» Stated problem:
Search the listing for "text" and copy every line where it appears.

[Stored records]
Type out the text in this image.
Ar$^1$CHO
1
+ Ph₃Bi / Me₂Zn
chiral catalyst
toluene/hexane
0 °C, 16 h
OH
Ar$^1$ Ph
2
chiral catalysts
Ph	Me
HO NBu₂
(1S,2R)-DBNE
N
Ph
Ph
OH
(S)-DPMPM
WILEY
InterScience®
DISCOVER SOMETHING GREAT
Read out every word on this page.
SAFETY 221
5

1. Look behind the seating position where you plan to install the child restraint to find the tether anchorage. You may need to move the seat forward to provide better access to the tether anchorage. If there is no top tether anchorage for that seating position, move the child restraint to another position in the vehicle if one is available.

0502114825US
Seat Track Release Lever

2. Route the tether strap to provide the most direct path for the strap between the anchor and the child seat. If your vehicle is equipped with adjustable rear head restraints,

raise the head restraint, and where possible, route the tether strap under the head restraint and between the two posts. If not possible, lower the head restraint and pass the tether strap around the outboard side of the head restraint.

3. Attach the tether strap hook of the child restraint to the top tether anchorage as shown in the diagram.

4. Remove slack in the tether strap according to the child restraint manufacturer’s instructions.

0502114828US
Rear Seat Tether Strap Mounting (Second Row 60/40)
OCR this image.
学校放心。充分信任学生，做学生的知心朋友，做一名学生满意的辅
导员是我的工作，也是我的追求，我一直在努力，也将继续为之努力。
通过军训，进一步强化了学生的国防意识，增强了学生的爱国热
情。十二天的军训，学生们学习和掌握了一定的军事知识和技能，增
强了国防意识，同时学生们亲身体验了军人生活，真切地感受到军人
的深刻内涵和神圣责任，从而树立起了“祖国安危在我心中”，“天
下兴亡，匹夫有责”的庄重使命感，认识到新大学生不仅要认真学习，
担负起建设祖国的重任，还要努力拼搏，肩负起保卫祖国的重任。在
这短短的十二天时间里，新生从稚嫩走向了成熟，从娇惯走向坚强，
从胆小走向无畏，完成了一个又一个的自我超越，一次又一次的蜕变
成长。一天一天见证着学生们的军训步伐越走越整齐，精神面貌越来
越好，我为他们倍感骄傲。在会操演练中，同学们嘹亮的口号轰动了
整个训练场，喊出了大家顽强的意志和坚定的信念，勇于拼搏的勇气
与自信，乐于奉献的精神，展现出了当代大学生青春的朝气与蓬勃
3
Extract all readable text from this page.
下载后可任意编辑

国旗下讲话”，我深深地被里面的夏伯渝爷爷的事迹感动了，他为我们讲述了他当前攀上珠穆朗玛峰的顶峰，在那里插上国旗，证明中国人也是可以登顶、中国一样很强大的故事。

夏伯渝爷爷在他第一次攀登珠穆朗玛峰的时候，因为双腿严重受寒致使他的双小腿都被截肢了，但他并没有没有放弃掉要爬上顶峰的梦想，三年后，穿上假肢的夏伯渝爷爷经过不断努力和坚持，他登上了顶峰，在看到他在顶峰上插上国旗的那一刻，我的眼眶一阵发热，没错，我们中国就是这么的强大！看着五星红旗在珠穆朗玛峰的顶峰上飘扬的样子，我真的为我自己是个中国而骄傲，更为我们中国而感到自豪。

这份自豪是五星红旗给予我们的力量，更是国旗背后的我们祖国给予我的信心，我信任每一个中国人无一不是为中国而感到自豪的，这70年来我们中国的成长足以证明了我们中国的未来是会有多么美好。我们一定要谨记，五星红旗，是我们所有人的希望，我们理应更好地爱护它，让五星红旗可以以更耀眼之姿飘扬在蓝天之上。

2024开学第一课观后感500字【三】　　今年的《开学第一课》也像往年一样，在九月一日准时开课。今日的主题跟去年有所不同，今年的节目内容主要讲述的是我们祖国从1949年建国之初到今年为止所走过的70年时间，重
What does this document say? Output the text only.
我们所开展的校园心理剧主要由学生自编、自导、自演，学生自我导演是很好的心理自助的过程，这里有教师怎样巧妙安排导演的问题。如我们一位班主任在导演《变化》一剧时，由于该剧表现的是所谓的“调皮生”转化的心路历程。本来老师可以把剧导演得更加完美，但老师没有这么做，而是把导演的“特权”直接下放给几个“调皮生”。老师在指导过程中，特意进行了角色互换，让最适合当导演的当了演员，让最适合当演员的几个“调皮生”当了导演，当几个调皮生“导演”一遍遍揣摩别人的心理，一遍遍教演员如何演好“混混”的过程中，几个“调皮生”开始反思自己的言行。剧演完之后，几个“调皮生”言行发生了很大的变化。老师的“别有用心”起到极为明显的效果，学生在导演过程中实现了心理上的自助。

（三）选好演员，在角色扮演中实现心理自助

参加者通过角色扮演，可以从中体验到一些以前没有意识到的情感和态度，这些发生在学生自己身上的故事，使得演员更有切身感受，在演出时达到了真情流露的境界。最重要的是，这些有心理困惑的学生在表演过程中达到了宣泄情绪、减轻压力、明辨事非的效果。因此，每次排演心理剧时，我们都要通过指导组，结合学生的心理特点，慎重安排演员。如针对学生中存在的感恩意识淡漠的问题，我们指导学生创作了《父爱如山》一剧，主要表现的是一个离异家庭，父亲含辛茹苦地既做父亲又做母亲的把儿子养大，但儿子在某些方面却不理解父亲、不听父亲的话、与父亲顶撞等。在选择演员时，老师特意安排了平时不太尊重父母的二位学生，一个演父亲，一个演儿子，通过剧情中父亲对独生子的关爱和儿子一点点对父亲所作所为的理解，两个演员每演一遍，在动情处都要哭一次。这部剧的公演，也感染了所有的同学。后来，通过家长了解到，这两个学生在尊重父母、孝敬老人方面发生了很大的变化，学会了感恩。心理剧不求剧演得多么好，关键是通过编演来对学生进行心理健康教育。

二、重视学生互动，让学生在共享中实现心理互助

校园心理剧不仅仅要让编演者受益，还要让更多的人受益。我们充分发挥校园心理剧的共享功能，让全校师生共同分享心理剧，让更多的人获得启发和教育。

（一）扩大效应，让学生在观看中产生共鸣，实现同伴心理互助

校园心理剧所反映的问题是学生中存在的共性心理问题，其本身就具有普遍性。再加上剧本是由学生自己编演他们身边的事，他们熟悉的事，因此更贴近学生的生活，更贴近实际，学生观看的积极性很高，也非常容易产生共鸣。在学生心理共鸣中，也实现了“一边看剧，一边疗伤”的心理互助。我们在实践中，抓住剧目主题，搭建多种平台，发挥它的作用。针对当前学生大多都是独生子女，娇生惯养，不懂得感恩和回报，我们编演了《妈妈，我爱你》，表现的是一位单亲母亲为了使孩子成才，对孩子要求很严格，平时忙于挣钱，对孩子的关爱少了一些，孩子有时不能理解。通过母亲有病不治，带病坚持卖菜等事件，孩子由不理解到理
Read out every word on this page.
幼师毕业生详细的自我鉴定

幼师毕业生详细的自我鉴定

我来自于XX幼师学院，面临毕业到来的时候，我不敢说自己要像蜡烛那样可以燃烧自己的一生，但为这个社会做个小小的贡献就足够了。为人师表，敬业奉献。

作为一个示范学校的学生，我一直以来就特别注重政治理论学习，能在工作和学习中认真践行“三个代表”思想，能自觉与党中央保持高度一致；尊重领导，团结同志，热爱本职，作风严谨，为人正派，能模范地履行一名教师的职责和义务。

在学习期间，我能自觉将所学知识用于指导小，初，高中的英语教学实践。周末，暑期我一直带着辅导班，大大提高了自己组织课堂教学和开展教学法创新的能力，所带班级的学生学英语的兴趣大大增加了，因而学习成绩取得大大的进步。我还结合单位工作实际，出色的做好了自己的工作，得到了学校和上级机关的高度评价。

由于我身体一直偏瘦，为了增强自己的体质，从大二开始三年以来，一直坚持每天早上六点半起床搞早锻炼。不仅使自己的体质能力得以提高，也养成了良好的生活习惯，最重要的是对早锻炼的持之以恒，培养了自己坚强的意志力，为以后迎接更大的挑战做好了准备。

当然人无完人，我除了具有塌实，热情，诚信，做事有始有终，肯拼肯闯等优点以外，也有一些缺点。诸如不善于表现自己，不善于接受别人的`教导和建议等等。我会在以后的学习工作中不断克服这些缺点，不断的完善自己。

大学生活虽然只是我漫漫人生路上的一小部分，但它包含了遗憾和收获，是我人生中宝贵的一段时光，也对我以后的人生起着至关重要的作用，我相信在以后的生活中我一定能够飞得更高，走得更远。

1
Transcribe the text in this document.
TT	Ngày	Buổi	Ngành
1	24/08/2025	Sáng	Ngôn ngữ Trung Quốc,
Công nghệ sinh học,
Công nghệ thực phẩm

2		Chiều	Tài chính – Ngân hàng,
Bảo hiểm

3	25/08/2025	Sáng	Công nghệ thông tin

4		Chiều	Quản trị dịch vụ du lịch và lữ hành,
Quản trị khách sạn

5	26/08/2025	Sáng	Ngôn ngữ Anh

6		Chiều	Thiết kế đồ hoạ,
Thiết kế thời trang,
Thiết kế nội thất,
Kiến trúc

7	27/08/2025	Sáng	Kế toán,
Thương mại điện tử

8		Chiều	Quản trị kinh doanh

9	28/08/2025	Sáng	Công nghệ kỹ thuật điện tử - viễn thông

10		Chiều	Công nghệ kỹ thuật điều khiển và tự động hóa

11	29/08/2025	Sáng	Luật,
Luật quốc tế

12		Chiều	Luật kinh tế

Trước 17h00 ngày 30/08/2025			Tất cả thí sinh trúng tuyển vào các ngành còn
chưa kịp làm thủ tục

» Result of the task:
Type out the text in this image.
Extract all readable text from this page.
What does this document say? Output the text only.
Transcribe the text in this document.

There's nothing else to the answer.